Look through the material below for "Until". Copy every line that contains it.

▶ _Stored entries_:
■ ■ ■ ■

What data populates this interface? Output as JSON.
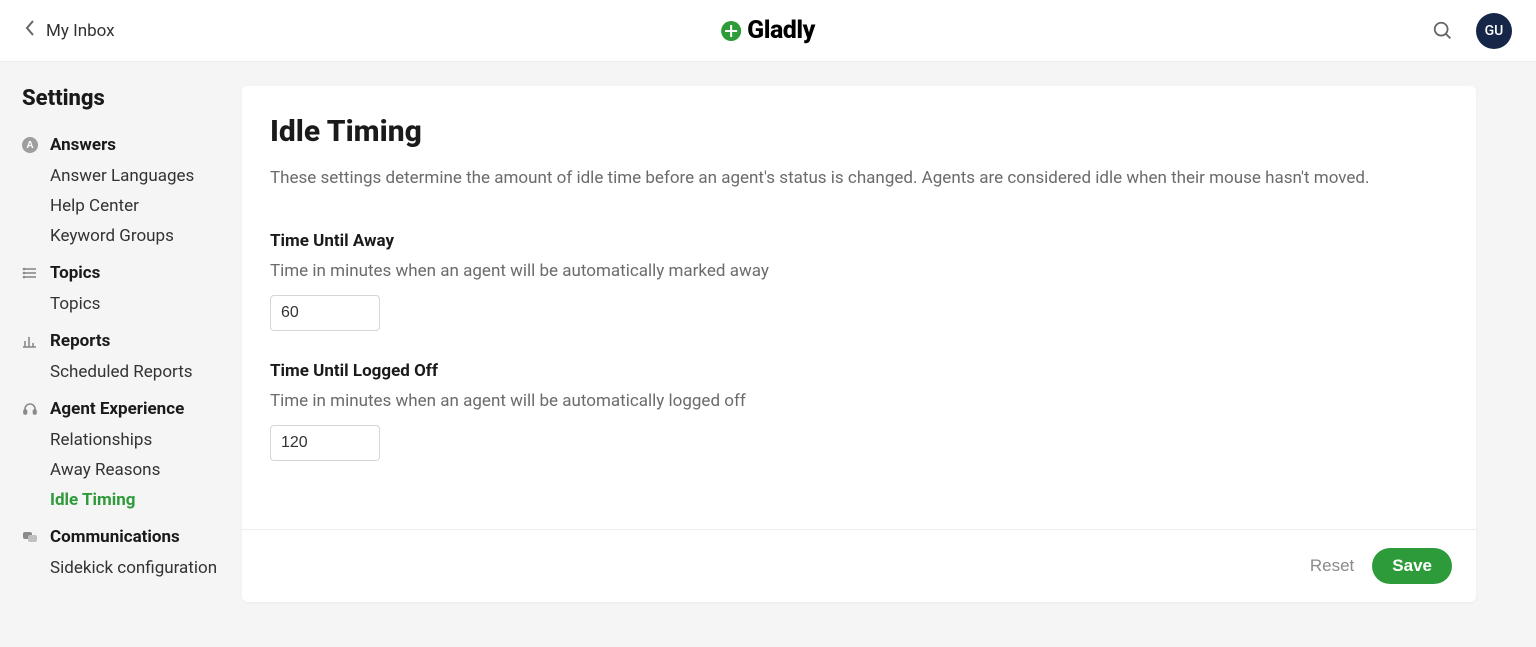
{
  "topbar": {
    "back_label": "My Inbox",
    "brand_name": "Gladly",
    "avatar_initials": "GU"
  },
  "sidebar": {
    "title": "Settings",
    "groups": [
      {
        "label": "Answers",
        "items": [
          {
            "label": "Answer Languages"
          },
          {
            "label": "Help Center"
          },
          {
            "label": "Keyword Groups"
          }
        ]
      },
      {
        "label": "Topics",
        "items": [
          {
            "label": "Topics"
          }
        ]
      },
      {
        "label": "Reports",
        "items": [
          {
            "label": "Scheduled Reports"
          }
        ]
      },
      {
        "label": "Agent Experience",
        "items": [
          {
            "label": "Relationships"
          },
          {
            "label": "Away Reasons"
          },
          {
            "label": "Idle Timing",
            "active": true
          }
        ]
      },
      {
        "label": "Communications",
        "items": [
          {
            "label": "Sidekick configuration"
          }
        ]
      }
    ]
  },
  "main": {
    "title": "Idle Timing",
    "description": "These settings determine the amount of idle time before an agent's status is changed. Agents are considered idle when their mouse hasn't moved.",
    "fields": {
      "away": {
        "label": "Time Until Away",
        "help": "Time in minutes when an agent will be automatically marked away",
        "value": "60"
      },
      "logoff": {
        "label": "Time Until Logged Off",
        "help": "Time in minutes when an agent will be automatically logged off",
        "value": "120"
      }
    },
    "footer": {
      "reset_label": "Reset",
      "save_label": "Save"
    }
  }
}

■ ■ ■ ■

▶ _OUTPUT_:
        "label": "Time Until Away",
        "label": "Time Until Logged Off",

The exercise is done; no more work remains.